Extracted records
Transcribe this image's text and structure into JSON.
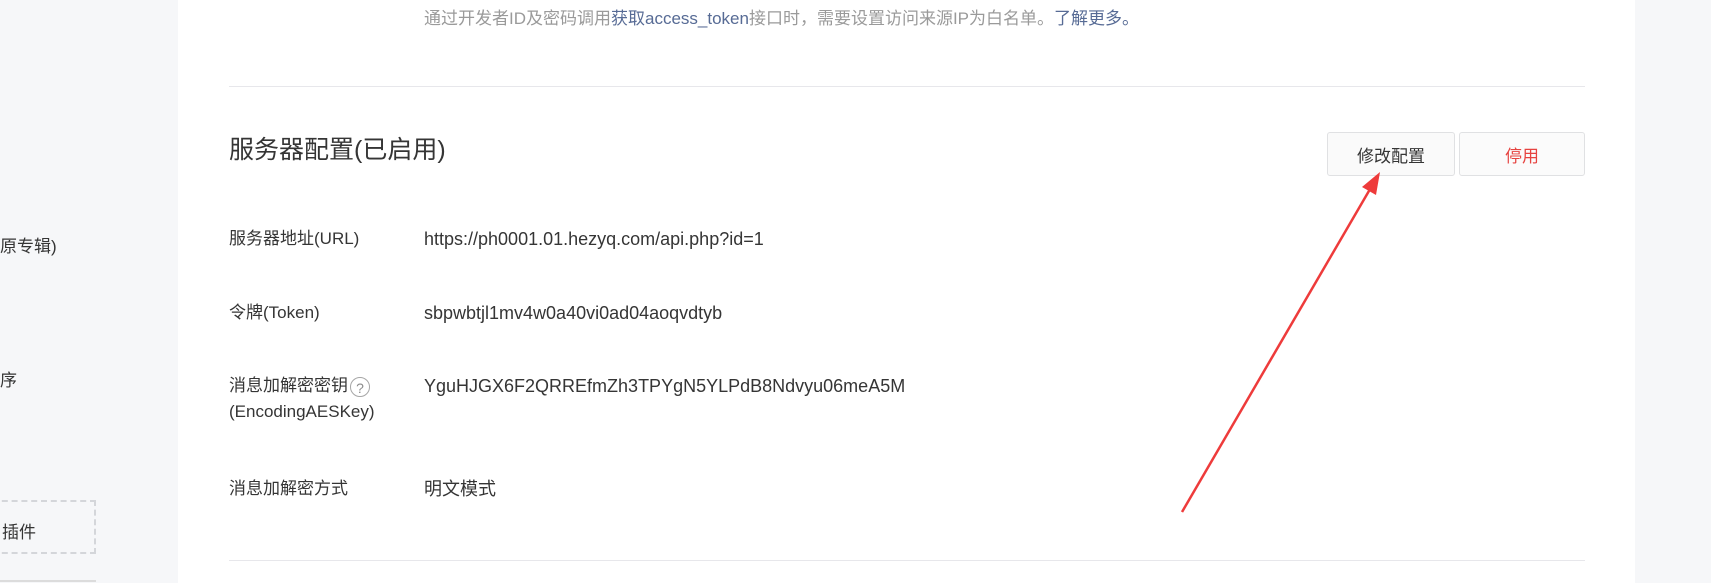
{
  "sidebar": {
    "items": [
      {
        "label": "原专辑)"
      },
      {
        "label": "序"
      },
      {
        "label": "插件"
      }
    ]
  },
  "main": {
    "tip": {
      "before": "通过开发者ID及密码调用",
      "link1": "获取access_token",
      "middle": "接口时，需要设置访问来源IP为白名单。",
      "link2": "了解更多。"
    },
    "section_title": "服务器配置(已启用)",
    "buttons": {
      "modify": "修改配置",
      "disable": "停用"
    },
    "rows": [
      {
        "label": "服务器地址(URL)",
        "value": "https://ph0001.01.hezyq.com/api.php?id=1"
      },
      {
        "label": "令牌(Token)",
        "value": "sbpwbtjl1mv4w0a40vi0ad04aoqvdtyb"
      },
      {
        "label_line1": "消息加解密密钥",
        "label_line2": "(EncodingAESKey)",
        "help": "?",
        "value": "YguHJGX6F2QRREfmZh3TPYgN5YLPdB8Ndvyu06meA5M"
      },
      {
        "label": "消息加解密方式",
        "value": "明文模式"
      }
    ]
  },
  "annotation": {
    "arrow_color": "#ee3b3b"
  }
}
==
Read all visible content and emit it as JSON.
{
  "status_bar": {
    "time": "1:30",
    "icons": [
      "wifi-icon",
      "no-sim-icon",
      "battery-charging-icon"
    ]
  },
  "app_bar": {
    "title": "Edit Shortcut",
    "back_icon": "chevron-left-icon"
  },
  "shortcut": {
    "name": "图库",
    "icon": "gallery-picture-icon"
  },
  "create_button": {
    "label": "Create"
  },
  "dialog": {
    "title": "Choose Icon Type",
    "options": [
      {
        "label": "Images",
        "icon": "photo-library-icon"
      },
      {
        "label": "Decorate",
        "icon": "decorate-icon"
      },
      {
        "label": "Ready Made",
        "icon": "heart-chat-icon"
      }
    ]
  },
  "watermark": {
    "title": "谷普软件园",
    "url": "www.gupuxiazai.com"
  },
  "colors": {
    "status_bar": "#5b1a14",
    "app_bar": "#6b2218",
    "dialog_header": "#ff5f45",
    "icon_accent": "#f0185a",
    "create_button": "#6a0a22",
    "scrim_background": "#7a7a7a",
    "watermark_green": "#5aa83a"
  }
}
---
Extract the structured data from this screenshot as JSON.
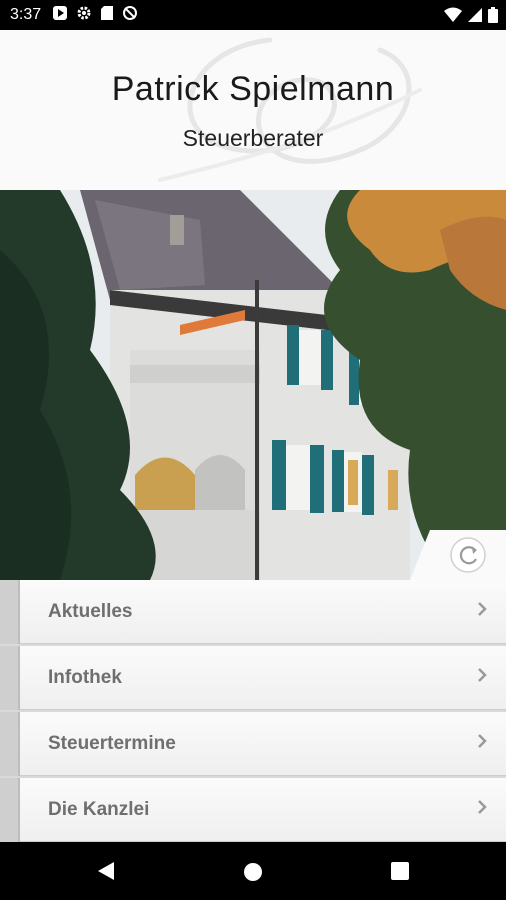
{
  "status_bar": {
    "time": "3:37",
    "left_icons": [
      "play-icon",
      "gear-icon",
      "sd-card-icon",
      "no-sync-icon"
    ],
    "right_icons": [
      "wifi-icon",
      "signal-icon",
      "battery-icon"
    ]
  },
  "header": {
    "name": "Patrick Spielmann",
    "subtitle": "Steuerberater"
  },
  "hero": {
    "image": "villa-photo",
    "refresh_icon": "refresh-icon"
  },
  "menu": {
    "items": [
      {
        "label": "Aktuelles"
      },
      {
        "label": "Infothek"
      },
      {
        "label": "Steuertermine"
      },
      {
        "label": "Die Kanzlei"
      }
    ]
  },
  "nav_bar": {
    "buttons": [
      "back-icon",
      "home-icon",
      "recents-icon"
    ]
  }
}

* **Objective**
Look through the material above. Copy each line where the word "JSON" appears.

* **Exercise output**
Transcribe this image's text and structure into JSON.
Read all visible content and emit it as JSON.
Extract the structured data from this screenshot as JSON.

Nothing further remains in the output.